#### Exercise brief
Make an exact copy of the lines below.

#### Listed records
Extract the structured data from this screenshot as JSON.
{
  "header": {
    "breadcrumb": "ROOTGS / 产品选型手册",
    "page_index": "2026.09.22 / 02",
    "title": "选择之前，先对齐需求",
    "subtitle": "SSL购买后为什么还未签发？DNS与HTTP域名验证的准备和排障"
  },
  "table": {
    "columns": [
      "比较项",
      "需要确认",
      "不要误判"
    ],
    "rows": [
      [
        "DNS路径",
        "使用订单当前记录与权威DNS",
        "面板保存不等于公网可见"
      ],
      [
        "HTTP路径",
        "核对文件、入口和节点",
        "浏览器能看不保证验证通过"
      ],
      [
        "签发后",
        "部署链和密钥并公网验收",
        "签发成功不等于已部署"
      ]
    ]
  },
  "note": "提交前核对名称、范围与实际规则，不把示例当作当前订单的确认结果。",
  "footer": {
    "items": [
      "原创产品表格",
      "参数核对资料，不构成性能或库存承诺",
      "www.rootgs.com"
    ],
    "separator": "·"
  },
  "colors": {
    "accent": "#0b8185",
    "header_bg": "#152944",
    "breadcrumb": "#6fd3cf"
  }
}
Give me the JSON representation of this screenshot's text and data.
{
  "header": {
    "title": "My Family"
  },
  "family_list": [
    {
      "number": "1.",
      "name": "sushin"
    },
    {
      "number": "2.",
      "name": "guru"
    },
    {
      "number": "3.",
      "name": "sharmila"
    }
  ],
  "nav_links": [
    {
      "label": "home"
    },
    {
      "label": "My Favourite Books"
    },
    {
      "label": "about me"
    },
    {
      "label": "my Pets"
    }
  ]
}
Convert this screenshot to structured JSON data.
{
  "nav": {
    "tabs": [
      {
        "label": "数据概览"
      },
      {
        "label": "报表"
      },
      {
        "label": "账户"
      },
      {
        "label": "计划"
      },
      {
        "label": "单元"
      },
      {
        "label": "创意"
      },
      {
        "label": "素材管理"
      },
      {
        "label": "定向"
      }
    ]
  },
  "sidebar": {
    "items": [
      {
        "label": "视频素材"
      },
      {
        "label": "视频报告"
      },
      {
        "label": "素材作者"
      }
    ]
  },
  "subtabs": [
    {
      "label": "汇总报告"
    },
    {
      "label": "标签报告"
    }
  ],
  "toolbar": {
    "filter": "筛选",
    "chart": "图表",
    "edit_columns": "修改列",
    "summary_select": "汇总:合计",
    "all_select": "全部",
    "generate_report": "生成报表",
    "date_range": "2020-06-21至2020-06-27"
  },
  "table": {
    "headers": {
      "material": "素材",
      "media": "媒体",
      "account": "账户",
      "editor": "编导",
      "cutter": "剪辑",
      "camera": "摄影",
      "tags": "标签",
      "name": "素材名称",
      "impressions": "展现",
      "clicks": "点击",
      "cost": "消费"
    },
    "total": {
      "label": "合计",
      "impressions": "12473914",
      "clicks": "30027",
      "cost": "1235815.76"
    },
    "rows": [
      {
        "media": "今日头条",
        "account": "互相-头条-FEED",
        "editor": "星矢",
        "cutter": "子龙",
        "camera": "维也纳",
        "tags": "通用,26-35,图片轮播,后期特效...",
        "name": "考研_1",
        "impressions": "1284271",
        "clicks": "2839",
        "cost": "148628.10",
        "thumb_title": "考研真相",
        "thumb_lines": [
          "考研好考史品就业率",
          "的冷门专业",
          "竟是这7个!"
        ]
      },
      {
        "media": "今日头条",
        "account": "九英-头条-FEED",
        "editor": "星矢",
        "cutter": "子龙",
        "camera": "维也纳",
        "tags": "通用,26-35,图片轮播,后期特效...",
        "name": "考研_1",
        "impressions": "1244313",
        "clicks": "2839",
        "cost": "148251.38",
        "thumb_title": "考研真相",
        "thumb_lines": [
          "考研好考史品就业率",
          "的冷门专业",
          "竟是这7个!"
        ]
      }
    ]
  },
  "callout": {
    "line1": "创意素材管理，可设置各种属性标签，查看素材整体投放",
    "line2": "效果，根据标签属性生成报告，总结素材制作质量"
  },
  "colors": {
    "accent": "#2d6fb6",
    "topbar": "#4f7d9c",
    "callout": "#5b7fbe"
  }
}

#### The solution
Extract the structured data from this screenshot as JSON.
{
  "header": {
    "breadcrumb": "ROOTGS / 产品选型手册",
    "page_index": "2026.09.22 / 02",
    "title": "选择之前，先对齐需求",
    "subtitle": "SSL购买后为什么还未签发？DNS与HTTP域名验证的准备和排障"
  },
  "table": {
    "columns": [
      "比较项",
      "需要确认",
      "不要误判"
    ],
    "rows": [
      [
        "DNS路径",
        "使用订单当前记录与权威DNS",
        "面板保存不等于公网可见"
      ],
      [
        "HTTP路径",
        "核对文件、入口和节点",
        "浏览器能看不保证验证通过"
      ],
      [
        "签发后",
        "部署链和密钥并公网验收",
        "签发成功不等于已部署"
      ]
    ]
  },
  "note": "提交前核对名称、范围与实际规则，不把示例当作当前订单的确认结果。",
  "footer": {
    "items": [
      "原创产品表格",
      "参数核对资料，不构成性能或库存承诺",
      "www.rootgs.com"
    ],
    "separator": "·"
  },
  "colors": {
    "accent": "#0b8185",
    "header_bg": "#152944",
    "breadcrumb": "#6fd3cf"
  }
}
Give me the JSON representation of this screenshot's text and data.
{
  "header": {
    "title": "My Family"
  },
  "family_list": [
    {
      "number": "1.",
      "name": "sushin"
    },
    {
      "number": "2.",
      "name": "guru"
    },
    {
      "number": "3.",
      "name": "sharmila"
    }
  ],
  "nav_links": [
    {
      "label": "home"
    },
    {
      "label": "My Favourite Books"
    },
    {
      "label": "about me"
    },
    {
      "label": "my Pets"
    }
  ]
}
Convert this screenshot to structured JSON data.
{
  "nav": {
    "tabs": [
      {
        "label": "数据概览"
      },
      {
        "label": "报表"
      },
      {
        "label": "账户"
      },
      {
        "label": "计划"
      },
      {
        "label": "单元"
      },
      {
        "label": "创意"
      },
      {
        "label": "素材管理"
      },
      {
        "label": "定向"
      }
    ]
  },
  "sidebar": {
    "items": [
      {
        "label": "视频素材"
      },
      {
        "label": "视频报告"
      },
      {
        "label": "素材作者"
      }
    ]
  },
  "subtabs": [
    {
      "label": "汇总报告"
    },
    {
      "label": "标签报告"
    }
  ],
  "toolbar": {
    "filter": "筛选",
    "chart": "图表",
    "edit_columns": "修改列",
    "summary_select": "汇总:合计",
    "all_select": "全部",
    "generate_report": "生成报表",
    "date_range": "2020-06-21至2020-06-27"
  },
  "table": {
    "headers": {
      "material": "素材",
      "media": "媒体",
      "account": "账户",
      "editor": "编导",
      "cutter": "剪辑",
      "camera": "摄影",
      "tags": "标签",
      "name": "素材名称",
      "impressions": "展现",
      "clicks": "点击",
      "cost": "消费"
    },
    "total": {
      "label": "合计",
      "impressions": "12473914",
      "clicks": "30027",
      "cost": "1235815.76"
    },
    "rows": [
      {
        "media": "今日头条",
        "account": "互相-头条-FEED",
        "editor": "星矢",
        "cutter": "子龙",
        "camera": "维也纳",
        "tags": "通用,26-35,图片轮播,后期特效...",
        "name": "考研_1",
        "impressions": "1284271",
        "clicks": "2839",
        "cost": "148628.10",
        "thumb_title": "考研真相",
        "thumb_lines": [
          "考研好考史品就业率",
          "的冷门专业",
          "竟是这7个!"
        ]
      },
      {
        "media": "今日头条",
        "account": "九英-头条-FEED",
        "editor": "星矢",
        "cutter": "子龙",
        "camera": "维也纳",
        "tags": "通用,26-35,图片轮播,后期特效...",
        "name": "考研_1",
        "impressions": "1244313",
        "clicks": "2839",
        "cost": "148251.38",
        "thumb_title": "考研真相",
        "thumb_lines": [
          "考研好考史品就业率",
          "的冷门专业",
          "竟是这7个!"
        ]
      }
    ]
  },
  "callout": {
    "line1": "创意素材管理，可设置各种属性标签，查看素材整体投放",
    "line2": "效果，根据标签属性生成报告，总结素材制作质量"
  },
  "colors": {
    "accent": "#2d6fb6",
    "topbar": "#4f7d9c",
    "callout": "#5b7fbe"
  }
}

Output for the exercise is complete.